→ Set task:
Retype the complete listing exactly as it appears.

Stored data:
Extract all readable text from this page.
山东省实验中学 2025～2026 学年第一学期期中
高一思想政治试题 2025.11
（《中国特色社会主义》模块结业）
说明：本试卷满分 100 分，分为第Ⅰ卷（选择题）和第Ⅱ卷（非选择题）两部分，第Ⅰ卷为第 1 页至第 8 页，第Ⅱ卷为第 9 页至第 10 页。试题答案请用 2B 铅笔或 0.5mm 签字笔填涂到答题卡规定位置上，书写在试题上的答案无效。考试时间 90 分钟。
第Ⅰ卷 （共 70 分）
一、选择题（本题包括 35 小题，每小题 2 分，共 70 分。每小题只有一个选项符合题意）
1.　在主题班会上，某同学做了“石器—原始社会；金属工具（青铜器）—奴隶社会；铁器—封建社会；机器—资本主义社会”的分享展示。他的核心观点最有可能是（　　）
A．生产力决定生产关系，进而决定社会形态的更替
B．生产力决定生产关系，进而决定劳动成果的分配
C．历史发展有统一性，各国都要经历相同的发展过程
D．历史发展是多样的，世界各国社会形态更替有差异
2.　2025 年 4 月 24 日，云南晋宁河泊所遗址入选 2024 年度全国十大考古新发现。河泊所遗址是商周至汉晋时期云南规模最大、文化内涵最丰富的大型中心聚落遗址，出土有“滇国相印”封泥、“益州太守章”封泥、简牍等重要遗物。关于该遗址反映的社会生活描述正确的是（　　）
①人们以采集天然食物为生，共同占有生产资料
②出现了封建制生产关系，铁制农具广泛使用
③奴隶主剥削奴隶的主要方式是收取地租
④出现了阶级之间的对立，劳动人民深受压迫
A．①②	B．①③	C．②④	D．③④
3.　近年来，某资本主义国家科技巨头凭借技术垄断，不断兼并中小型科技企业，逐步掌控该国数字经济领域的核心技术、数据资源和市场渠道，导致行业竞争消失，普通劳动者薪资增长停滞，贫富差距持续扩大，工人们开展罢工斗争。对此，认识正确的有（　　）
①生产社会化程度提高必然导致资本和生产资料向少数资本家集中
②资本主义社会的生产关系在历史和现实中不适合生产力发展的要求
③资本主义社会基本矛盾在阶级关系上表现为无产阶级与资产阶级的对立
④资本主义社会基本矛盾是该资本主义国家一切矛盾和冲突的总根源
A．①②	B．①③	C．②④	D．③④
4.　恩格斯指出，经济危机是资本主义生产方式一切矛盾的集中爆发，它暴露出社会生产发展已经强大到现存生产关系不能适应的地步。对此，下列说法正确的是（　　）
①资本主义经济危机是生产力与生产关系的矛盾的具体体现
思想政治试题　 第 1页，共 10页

→ Response:
Extract all readable text from this page.
山东省实验中学 2025～2026 学年第一学期期中
高一思想政治试题 2025.11
（《中国特色社会主义》模块结业）
说明：本试卷满分 100 分，分为第Ⅰ卷（选择题）和第Ⅱ卷（非选择题）两部分，第Ⅰ卷为第 1 页至第 8 页，第Ⅱ卷为第 9 页至第 10 页。试题答案请用 2B 铅笔或 0.5mm 签字笔填涂到答题卡规定位置上，书写在试题上的答案无效。考试时间 90 分钟。
第Ⅰ卷 （共 70 分）
一、选择题（本题包括 35 小题，每小题 2 分，共 70 分。每小题只有一个选项符合题意）
1.　在主题班会上，某同学做了“石器—原始社会；金属工具（青铜器）—奴隶社会；铁器—封建社会；机器—资本主义社会”的分享展示。他的核心观点最有可能是（　　）
A．生产力决定生产关系，进而决定社会形态的更替
B．生产力决定生产关系，进而决定劳动成果的分配
C．历史发展有统一性，各国都要经历相同的发展过程
D．历史发展是多样的，世界各国社会形态更替有差异
2.　2025 年 4 月 24 日，云南晋宁河泊所遗址入选 2024 年度全国十大考古新发现。河泊所遗址是商周至汉晋时期云南规模最大、文化内涵最丰富的大型中心聚落遗址，出土有“滇国相印”封泥、“益州太守章”封泥、简牍等重要遗物。关于该遗址反映的社会生活描述正确的是（　　）
①人们以采集天然食物为生，共同占有生产资料
②出现了封建制生产关系，铁制农具广泛使用
③奴隶主剥削奴隶的主要方式是收取地租
④出现了阶级之间的对立，劳动人民深受压迫
A．①②	B．①③	C．②④	D．③④
3.　近年来，某资本主义国家科技巨头凭借技术垄断，不断兼并中小型科技企业，逐步掌控该国数字经济领域的核心技术、数据资源和市场渠道，导致行业竞争消失，普通劳动者薪资增长停滞，贫富差距持续扩大，工人们开展罢工斗争。对此，认识正确的有（　　）
①生产社会化程度提高必然导致资本和生产资料向少数资本家集中
②资本主义社会的生产关系在历史和现实中不适合生产力发展的要求
③资本主义社会基本矛盾在阶级关系上表现为无产阶级与资产阶级的对立
④资本主义社会基本矛盾是该资本主义国家一切矛盾和冲突的总根源
A．①②	B．①③	C．②④	D．③④
4.　恩格斯指出，经济危机是资本主义生产方式一切矛盾的集中爆发，它暴露出社会生产发展已经强大到现存生产关系不能适应的地步。对此，下列说法正确的是（　　）
①资本主义经济危机是生产力与生产关系的矛盾的具体体现
思想政治试题　 第 1页，共 10页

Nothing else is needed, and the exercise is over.